Task instructions
Copy each line containing the word "contribution" from the records that follow, please.

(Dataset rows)
--- Begin ---

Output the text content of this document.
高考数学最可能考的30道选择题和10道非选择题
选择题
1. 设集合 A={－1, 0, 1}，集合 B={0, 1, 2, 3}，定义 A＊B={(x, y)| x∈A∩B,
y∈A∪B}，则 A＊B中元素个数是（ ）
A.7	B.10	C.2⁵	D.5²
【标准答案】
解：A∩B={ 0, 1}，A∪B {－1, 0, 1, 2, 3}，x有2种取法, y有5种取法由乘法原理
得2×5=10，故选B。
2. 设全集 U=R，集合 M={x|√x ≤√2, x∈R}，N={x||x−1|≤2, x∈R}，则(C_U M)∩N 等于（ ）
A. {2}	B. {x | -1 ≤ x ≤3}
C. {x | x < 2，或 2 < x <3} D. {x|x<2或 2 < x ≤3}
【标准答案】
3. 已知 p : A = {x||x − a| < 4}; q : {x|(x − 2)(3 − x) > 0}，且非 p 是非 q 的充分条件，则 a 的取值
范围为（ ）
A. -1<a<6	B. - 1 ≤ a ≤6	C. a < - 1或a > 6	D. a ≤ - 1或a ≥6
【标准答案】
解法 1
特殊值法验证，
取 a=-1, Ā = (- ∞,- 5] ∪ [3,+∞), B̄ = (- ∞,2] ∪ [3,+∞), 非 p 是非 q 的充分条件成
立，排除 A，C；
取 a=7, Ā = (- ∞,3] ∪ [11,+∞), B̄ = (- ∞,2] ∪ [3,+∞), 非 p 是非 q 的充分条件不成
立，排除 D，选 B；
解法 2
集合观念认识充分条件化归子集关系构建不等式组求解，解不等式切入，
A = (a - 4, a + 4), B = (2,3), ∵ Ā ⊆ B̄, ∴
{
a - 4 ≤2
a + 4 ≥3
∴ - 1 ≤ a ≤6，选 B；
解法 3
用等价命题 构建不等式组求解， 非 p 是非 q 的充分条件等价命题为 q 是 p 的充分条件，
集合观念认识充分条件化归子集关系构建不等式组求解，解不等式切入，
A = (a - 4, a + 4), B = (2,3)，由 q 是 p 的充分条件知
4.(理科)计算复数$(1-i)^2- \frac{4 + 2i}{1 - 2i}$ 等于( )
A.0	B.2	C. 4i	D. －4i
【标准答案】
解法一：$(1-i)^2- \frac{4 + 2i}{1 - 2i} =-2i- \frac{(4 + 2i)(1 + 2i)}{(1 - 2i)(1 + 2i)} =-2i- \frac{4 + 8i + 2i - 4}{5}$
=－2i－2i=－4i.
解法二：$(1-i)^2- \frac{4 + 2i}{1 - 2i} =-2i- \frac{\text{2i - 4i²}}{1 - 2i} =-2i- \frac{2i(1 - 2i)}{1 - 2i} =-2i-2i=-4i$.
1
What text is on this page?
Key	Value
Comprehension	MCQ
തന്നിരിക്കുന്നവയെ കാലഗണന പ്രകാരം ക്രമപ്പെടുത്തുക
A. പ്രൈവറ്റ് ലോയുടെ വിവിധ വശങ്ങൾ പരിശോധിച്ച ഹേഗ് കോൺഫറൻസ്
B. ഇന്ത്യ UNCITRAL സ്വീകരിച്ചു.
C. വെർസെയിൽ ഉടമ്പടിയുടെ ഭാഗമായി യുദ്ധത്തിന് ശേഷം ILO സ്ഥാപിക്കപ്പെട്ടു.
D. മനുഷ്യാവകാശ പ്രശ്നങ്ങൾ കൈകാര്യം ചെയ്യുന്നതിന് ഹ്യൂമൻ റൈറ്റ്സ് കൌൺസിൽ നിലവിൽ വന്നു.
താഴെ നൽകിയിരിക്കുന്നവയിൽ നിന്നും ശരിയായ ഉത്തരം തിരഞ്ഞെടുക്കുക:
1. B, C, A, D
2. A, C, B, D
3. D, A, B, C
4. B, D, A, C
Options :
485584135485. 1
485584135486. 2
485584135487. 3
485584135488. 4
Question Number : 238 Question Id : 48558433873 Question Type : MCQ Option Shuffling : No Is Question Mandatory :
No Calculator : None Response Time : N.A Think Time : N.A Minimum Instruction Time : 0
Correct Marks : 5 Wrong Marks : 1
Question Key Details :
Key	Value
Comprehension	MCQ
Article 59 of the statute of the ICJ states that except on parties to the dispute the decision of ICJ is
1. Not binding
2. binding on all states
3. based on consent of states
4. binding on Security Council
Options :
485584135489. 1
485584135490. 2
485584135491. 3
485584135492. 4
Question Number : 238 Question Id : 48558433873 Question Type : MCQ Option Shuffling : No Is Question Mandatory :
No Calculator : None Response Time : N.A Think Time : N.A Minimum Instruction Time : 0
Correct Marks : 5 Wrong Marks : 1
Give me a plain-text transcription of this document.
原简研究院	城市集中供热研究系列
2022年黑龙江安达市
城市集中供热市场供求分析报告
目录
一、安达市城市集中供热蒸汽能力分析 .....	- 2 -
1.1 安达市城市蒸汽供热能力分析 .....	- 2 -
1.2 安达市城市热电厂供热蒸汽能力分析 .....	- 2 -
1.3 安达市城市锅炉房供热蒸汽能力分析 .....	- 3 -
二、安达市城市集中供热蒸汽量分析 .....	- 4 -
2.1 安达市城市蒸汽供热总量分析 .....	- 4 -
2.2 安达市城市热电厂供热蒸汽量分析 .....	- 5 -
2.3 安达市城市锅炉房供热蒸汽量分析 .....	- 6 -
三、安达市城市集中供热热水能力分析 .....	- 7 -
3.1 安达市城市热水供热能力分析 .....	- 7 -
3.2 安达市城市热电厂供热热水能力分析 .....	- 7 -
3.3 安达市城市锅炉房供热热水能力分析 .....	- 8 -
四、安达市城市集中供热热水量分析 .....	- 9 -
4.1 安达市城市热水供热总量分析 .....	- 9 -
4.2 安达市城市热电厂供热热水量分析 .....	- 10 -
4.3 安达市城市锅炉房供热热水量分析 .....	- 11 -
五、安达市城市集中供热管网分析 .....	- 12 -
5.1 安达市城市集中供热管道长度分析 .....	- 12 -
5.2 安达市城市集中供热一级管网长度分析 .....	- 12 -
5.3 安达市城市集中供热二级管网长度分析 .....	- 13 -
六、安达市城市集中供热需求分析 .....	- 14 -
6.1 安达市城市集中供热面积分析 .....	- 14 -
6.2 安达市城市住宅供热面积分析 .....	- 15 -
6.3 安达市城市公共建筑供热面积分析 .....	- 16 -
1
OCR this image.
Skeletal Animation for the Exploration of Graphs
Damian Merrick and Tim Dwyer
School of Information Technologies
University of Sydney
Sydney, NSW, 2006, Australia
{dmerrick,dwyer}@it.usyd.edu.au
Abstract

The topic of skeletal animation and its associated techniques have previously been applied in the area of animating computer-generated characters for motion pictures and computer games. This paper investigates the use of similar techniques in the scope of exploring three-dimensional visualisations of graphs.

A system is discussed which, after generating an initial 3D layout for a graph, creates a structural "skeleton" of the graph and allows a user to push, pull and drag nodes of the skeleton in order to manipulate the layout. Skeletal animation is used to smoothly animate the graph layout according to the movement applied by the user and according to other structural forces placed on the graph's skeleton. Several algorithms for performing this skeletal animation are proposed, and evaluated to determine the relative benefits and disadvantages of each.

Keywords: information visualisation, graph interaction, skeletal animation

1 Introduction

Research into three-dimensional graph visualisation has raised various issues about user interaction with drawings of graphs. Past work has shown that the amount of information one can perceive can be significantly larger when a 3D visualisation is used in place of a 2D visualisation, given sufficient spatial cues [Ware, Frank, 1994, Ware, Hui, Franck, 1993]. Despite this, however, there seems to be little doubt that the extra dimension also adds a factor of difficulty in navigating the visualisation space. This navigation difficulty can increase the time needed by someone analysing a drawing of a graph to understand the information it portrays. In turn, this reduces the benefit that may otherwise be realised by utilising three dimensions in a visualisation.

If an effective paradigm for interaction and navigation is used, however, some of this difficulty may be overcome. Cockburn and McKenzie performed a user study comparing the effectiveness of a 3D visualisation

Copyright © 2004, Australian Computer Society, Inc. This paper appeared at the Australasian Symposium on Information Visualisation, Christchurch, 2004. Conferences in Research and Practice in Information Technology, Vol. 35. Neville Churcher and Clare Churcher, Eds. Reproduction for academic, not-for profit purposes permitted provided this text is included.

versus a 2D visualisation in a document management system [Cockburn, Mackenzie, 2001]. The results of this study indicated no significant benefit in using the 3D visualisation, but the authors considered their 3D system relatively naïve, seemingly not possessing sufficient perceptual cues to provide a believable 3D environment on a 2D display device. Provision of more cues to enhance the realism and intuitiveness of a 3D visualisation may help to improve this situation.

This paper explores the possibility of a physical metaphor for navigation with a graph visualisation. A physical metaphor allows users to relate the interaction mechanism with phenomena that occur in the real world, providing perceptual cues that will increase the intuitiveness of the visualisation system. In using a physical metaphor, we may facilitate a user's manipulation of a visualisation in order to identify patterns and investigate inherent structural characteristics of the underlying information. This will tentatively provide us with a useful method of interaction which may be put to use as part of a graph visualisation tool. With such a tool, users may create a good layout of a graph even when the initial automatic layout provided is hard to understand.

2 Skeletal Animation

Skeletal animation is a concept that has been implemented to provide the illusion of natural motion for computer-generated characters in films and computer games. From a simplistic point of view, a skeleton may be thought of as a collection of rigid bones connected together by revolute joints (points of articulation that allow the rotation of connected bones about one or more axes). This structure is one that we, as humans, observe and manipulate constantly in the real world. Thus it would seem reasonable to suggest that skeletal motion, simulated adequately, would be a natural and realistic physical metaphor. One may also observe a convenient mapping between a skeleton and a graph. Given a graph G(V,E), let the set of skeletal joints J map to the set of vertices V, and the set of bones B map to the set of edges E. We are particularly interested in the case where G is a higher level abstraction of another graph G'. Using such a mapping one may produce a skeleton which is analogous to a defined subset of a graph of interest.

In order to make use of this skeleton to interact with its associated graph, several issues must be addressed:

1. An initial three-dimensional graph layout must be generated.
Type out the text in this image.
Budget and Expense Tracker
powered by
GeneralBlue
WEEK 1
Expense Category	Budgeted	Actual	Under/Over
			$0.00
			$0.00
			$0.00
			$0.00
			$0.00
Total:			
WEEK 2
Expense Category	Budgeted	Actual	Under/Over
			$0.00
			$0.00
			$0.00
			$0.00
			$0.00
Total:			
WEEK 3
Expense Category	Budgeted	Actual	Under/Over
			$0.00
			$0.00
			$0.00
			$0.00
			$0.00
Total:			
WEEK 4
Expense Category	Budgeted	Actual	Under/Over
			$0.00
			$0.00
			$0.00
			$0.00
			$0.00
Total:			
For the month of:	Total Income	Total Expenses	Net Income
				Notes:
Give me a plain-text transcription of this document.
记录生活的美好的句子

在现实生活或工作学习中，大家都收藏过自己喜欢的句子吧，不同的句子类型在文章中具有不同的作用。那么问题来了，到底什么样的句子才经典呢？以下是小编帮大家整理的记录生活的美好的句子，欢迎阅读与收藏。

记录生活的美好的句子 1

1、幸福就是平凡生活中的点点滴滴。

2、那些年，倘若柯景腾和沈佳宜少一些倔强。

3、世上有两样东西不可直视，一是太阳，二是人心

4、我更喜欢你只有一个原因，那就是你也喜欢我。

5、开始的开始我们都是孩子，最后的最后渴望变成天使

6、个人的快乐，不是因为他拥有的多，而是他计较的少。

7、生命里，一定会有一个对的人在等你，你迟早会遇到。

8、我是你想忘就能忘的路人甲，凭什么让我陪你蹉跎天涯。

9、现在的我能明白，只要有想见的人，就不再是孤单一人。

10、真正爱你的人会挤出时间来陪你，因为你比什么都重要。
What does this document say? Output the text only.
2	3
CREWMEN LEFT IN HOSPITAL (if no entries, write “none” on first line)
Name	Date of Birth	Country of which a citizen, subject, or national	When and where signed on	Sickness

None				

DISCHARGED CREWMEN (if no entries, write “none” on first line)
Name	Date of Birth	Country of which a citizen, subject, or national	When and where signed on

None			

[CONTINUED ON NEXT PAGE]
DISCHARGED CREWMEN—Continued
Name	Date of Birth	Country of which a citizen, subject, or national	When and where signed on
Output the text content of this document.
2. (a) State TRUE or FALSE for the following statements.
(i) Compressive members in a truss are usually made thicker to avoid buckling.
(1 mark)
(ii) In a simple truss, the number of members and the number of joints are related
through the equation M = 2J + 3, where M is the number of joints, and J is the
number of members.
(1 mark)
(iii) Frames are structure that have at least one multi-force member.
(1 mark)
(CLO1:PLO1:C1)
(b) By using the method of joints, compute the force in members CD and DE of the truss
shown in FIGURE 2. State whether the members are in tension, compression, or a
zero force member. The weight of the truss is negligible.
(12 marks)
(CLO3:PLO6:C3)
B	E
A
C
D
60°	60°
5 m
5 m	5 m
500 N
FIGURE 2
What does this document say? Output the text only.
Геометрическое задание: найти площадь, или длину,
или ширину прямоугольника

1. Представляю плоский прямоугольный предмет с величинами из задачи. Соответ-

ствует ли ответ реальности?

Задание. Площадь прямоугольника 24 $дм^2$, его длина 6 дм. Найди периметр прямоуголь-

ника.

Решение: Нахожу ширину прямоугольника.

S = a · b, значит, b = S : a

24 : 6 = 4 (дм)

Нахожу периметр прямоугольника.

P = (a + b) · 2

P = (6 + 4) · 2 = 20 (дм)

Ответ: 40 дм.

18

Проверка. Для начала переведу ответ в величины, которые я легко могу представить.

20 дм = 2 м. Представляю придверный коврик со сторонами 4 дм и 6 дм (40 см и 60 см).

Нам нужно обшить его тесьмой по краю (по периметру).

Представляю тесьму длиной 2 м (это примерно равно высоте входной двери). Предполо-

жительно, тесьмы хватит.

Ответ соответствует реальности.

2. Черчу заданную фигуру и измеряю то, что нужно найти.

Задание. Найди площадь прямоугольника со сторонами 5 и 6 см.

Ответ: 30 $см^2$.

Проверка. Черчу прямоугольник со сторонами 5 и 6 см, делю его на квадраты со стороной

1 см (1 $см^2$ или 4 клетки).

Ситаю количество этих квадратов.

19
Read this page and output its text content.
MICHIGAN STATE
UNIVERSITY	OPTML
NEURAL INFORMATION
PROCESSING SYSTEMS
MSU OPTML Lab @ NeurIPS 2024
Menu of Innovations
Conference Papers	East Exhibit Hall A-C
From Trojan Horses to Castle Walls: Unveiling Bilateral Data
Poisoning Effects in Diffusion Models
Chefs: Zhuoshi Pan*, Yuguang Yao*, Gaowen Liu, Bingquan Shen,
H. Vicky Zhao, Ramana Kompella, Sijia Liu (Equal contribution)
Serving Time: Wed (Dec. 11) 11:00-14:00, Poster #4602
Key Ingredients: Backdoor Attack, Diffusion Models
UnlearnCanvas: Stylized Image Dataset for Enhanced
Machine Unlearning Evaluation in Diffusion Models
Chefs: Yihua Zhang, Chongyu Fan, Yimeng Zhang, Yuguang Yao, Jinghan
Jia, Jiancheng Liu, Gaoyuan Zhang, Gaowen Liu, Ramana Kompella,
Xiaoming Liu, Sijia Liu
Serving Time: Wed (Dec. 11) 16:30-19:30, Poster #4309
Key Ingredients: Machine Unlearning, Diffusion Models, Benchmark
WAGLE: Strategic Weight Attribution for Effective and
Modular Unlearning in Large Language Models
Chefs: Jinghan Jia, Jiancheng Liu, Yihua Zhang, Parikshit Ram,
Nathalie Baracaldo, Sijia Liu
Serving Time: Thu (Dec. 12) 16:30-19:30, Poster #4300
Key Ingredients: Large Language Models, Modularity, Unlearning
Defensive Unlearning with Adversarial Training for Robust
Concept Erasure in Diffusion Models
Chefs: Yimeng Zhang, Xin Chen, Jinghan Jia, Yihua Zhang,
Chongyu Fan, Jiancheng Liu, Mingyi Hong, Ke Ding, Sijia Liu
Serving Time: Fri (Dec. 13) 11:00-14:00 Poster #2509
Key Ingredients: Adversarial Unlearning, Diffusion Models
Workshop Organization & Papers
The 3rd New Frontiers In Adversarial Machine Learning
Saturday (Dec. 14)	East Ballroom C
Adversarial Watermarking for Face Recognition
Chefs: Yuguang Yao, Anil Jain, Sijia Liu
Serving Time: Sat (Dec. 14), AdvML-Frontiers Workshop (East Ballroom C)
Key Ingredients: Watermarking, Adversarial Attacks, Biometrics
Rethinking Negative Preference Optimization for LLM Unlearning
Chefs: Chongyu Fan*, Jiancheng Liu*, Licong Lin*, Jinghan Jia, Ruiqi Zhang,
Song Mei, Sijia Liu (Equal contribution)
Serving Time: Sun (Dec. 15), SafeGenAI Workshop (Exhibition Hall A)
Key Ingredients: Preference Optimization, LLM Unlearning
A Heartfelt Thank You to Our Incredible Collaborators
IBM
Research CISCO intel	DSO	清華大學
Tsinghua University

--- End ---

Written answer
H. Vicky Zhao, Ramana Kompella, Sijia Liu (Equal contribution)
Song Mei, Sijia Liu (Equal contribution)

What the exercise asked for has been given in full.